• EXERCISE AIM: Set down the full listing exactly, character for character.

++++ DATA EXCERPTS

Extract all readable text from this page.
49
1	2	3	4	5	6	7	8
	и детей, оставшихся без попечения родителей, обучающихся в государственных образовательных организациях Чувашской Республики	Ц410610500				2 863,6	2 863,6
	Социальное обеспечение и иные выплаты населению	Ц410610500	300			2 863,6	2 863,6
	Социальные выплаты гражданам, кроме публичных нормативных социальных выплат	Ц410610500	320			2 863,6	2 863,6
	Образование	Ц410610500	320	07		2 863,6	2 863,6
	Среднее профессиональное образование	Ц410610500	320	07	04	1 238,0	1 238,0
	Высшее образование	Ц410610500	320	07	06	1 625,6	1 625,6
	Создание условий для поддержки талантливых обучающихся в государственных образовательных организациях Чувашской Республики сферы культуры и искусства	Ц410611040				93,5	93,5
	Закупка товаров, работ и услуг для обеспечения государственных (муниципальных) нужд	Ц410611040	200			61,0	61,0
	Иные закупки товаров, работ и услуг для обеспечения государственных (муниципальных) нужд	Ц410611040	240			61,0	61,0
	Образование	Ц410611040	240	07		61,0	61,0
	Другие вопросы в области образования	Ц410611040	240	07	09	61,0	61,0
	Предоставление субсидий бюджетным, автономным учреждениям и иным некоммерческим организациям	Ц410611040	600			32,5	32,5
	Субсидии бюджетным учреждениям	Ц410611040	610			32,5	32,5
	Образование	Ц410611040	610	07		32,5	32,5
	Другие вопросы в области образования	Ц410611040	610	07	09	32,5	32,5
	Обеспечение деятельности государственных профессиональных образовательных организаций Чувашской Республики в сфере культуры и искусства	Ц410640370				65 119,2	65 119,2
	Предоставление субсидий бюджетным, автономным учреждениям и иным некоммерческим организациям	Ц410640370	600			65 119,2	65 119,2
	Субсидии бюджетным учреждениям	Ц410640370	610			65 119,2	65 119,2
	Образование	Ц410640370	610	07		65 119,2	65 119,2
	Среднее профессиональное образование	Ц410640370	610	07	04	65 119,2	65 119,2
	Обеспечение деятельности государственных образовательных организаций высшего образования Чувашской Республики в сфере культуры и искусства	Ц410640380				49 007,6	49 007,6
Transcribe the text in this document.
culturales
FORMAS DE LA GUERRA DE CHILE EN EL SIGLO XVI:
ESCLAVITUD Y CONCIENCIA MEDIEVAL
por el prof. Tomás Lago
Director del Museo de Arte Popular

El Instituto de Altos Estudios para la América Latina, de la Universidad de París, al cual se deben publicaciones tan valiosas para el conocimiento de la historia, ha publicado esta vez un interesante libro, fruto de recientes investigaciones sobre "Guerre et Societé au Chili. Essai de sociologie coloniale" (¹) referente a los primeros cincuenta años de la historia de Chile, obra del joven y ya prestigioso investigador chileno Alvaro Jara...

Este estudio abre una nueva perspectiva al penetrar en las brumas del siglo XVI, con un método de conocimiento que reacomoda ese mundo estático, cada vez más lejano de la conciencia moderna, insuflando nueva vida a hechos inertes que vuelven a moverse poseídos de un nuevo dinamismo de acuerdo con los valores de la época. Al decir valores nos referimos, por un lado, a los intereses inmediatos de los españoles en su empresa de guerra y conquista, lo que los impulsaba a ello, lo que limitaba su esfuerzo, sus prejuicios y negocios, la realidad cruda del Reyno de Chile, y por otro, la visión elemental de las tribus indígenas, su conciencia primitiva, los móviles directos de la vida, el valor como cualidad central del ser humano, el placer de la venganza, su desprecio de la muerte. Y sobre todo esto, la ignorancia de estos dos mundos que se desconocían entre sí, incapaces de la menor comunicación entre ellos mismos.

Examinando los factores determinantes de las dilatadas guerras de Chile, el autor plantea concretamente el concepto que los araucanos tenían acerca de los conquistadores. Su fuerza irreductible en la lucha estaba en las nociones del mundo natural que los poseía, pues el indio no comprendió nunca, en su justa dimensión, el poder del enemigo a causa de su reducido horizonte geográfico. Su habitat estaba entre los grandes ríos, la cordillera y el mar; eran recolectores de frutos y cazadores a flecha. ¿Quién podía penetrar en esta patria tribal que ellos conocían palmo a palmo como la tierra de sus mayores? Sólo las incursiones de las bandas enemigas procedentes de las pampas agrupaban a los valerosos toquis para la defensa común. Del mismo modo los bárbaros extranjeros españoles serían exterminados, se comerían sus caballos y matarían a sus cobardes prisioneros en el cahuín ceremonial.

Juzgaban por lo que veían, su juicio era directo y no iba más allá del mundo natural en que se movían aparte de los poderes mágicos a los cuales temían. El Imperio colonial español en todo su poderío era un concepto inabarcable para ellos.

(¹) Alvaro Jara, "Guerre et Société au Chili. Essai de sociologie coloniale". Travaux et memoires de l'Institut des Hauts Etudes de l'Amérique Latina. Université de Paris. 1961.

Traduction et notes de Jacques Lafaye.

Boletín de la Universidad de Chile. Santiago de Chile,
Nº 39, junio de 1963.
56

++++++++

• RESPONSE:
Extract all readable text from this page.
49
1	2	3	4	5	6	7	8
	и детей, оставшихся без попечения родителей, обучающихся в государственных образовательных организациях Чувашской Республики	Ц410610500				2 863,6	2 863,6
	Социальное обеспечение и иные выплаты населению	Ц410610500	300			2 863,6	2 863,6
	Социальные выплаты гражданам, кроме публичных нормативных социальных выплат	Ц410610500	320			2 863,6	2 863,6
	Образование	Ц410610500	320	07		2 863,6	2 863,6
	Среднее профессиональное образование	Ц410610500	320	07	04	1 238,0	1 238,0
	Высшее образование	Ц410610500	320	07	06	1 625,6	1 625,6
	Создание условий для поддержки талантливых обучающихся в государственных образовательных организациях Чувашской Республики сферы культуры и искусства	Ц410611040				93,5	93,5
	Закупка товаров, работ и услуг для обеспечения государственных (муниципальных) нужд	Ц410611040	200			61,0	61,0
	Иные закупки товаров, работ и услуг для обеспечения государственных (муниципальных) нужд	Ц410611040	240			61,0	61,0
	Образование	Ц410611040	240	07		61,0	61,0
	Другие вопросы в области образования	Ц410611040	240	07	09	61,0	61,0
	Предоставление субсидий бюджетным, автономным учреждениям и иным некоммерческим организациям	Ц410611040	600			32,5	32,5
	Субсидии бюджетным учреждениям	Ц410611040	610			32,5	32,5
	Образование	Ц410611040	610	07		32,5	32,5
	Другие вопросы в области образования	Ц410611040	610	07	09	32,5	32,5
	Обеспечение деятельности государственных профессиональных образовательных организаций Чувашской Республики в сфере культуры и искусства	Ц410640370				65 119,2	65 119,2
	Предоставление субсидий бюджетным, автономным учреждениям и иным некоммерческим организациям	Ц410640370	600			65 119,2	65 119,2
	Субсидии бюджетным учреждениям	Ц410640370	610			65 119,2	65 119,2
	Образование	Ц410640370	610	07		65 119,2	65 119,2
	Среднее профессиональное образование	Ц410640370	610	07	04	65 119,2	65 119,2
	Обеспечение деятельности государственных образовательных организаций высшего образования Чувашской Республики в сфере культуры и искусства	Ц410640380				49 007,6	49 007,6
Transcribe the text in this document.
culturales
FORMAS DE LA GUERRA DE CHILE EN EL SIGLO XVI:
ESCLAVITUD Y CONCIENCIA MEDIEVAL
por el prof. Tomás Lago
Director del Museo de Arte Popular

El Instituto de Altos Estudios para la América Latina, de la Universidad de París, al cual se deben publicaciones tan valiosas para el conocimiento de la historia, ha publicado esta vez un interesante libro, fruto de recientes investigaciones sobre "Guerre et Societé au Chili. Essai de sociologie coloniale" (¹) referente a los primeros cincuenta años de la historia de Chile, obra del joven y ya prestigioso investigador chileno Alvaro Jara...

Este estudio abre una nueva perspectiva al penetrar en las brumas del siglo XVI, con un método de conocimiento que reacomoda ese mundo estático, cada vez más lejano de la conciencia moderna, insuflando nueva vida a hechos inertes que vuelven a moverse poseídos de un nuevo dinamismo de acuerdo con los valores de la época. Al decir valores nos referimos, por un lado, a los intereses inmediatos de los españoles en su empresa de guerra y conquista, lo que los impulsaba a ello, lo que limitaba su esfuerzo, sus prejuicios y negocios, la realidad cruda del Reyno de Chile, y por otro, la visión elemental de las tribus indígenas, su conciencia primitiva, los móviles directos de la vida, el valor como cualidad central del ser humano, el placer de la venganza, su desprecio de la muerte. Y sobre todo esto, la ignorancia de estos dos mundos que se desconocían entre sí, incapaces de la menor comunicación entre ellos mismos.

Examinando los factores determinantes de las dilatadas guerras de Chile, el autor plantea concretamente el concepto que los araucanos tenían acerca de los conquistadores. Su fuerza irreductible en la lucha estaba en las nociones del mundo natural que los poseía, pues el indio no comprendió nunca, en su justa dimensión, el poder del enemigo a causa de su reducido horizonte geográfico. Su habitat estaba entre los grandes ríos, la cordillera y el mar; eran recolectores de frutos y cazadores a flecha. ¿Quién podía penetrar en esta patria tribal que ellos conocían palmo a palmo como la tierra de sus mayores? Sólo las incursiones de las bandas enemigas procedentes de las pampas agrupaban a los valerosos toquis para la defensa común. Del mismo modo los bárbaros extranjeros españoles serían exterminados, se comerían sus caballos y matarían a sus cobardes prisioneros en el cahuín ceremonial.

Juzgaban por lo que veían, su juicio era directo y no iba más allá del mundo natural en que se movían aparte de los poderes mágicos a los cuales temían. El Imperio colonial español en todo su poderío era un concepto inabarcable para ellos.

(¹) Alvaro Jara, "Guerre et Société au Chili. Essai de sociologie coloniale". Travaux et memoires de l'Institut des Hauts Etudes de l'Amérique Latina. Université de Paris. 1961.

Traduction et notes de Jacques Lafaye.

Boletín de la Universidad de Chile. Santiago de Chile,
Nº 39, junio de 1963.
56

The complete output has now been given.